• _GOAL_
Copy out all lines that hold "温度的分布规律".

• _INPUT DATA_
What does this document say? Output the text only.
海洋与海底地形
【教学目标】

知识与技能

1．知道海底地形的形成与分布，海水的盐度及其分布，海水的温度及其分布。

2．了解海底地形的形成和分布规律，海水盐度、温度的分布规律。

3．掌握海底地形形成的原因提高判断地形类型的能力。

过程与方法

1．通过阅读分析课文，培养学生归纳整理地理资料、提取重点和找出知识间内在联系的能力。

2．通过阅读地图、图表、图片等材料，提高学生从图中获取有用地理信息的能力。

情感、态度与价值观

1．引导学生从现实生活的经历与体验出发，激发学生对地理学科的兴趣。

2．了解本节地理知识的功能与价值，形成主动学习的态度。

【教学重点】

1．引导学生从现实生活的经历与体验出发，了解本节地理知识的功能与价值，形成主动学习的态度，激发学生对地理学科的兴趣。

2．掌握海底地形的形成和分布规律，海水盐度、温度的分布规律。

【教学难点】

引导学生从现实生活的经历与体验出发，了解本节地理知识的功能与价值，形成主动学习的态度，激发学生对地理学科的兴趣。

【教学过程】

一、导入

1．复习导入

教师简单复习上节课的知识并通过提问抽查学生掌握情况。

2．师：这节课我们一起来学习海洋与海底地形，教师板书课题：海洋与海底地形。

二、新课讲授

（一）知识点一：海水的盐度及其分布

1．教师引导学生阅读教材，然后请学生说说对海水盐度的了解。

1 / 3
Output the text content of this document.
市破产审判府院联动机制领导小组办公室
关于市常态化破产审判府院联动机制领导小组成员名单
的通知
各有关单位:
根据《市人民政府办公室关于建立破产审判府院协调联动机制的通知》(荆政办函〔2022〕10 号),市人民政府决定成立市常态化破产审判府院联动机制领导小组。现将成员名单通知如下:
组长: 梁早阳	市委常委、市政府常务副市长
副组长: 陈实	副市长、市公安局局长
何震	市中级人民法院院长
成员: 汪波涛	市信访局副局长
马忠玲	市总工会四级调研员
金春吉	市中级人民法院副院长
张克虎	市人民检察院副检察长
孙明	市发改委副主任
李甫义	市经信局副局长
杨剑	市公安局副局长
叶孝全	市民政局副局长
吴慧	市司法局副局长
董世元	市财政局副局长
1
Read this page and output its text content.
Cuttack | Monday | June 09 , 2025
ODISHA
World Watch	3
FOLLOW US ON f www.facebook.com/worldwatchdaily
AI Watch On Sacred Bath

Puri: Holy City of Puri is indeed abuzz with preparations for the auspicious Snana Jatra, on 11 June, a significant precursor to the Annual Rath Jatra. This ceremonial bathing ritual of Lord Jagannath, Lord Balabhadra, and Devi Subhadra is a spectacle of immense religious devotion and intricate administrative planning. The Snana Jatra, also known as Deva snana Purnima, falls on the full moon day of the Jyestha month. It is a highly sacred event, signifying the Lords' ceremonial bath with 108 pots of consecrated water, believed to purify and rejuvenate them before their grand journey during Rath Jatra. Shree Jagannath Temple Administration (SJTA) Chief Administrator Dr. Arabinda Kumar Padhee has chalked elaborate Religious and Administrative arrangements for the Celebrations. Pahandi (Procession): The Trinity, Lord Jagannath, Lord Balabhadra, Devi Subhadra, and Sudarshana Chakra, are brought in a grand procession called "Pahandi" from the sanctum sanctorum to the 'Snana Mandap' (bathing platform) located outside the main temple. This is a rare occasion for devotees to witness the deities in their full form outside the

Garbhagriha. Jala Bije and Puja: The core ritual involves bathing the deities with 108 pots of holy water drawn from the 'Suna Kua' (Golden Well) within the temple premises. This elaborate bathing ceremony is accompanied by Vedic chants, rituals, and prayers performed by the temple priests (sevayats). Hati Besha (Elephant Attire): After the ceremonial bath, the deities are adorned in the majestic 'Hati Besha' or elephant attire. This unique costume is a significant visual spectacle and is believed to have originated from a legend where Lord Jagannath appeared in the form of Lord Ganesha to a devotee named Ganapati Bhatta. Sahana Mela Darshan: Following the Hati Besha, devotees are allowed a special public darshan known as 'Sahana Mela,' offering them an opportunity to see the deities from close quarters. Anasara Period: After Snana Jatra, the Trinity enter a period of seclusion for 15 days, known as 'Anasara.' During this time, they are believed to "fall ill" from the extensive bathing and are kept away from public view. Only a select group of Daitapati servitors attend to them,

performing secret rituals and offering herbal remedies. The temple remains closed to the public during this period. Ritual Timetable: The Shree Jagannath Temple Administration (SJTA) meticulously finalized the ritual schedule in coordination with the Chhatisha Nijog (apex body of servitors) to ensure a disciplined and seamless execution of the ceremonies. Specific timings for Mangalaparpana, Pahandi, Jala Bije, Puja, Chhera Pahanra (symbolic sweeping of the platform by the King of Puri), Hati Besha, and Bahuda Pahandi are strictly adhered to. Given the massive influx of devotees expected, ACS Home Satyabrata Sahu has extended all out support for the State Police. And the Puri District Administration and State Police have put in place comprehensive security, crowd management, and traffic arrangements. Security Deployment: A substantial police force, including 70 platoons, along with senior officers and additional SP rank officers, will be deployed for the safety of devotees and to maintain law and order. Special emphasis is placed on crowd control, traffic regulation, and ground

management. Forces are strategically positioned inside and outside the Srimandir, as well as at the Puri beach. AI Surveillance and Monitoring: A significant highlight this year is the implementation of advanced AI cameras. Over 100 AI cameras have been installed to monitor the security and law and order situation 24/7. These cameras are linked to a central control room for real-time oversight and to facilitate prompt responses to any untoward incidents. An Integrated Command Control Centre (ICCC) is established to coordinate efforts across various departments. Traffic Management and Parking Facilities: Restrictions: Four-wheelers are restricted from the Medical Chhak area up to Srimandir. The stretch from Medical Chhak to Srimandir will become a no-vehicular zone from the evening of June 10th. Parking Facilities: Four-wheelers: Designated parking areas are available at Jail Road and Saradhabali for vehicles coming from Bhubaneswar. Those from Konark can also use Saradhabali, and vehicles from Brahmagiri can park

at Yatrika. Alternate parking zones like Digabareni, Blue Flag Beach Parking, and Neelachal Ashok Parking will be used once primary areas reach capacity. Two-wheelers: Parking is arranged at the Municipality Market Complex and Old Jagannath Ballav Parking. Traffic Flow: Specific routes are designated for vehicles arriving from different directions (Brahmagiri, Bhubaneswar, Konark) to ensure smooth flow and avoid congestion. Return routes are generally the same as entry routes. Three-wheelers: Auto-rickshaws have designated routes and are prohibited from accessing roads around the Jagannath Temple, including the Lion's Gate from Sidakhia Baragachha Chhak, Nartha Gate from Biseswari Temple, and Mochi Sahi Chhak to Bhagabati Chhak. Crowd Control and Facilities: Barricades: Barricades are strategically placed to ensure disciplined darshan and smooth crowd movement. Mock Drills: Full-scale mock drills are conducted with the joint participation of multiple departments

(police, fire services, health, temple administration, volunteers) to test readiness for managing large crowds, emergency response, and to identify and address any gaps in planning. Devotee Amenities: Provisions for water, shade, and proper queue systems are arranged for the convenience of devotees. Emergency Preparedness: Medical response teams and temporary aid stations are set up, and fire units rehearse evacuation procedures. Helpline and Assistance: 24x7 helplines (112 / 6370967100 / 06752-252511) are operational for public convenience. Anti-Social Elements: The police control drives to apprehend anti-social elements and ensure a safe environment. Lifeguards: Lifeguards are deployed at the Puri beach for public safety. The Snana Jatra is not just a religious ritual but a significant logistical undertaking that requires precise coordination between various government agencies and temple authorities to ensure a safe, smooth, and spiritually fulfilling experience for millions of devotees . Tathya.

• _IN RESPONSE_
2．了解海底地形的形成和分布规律，海水盐度、温度的分布规律。
2．掌握海底地形的形成和分布规律，海水盐度、温度的分布规律。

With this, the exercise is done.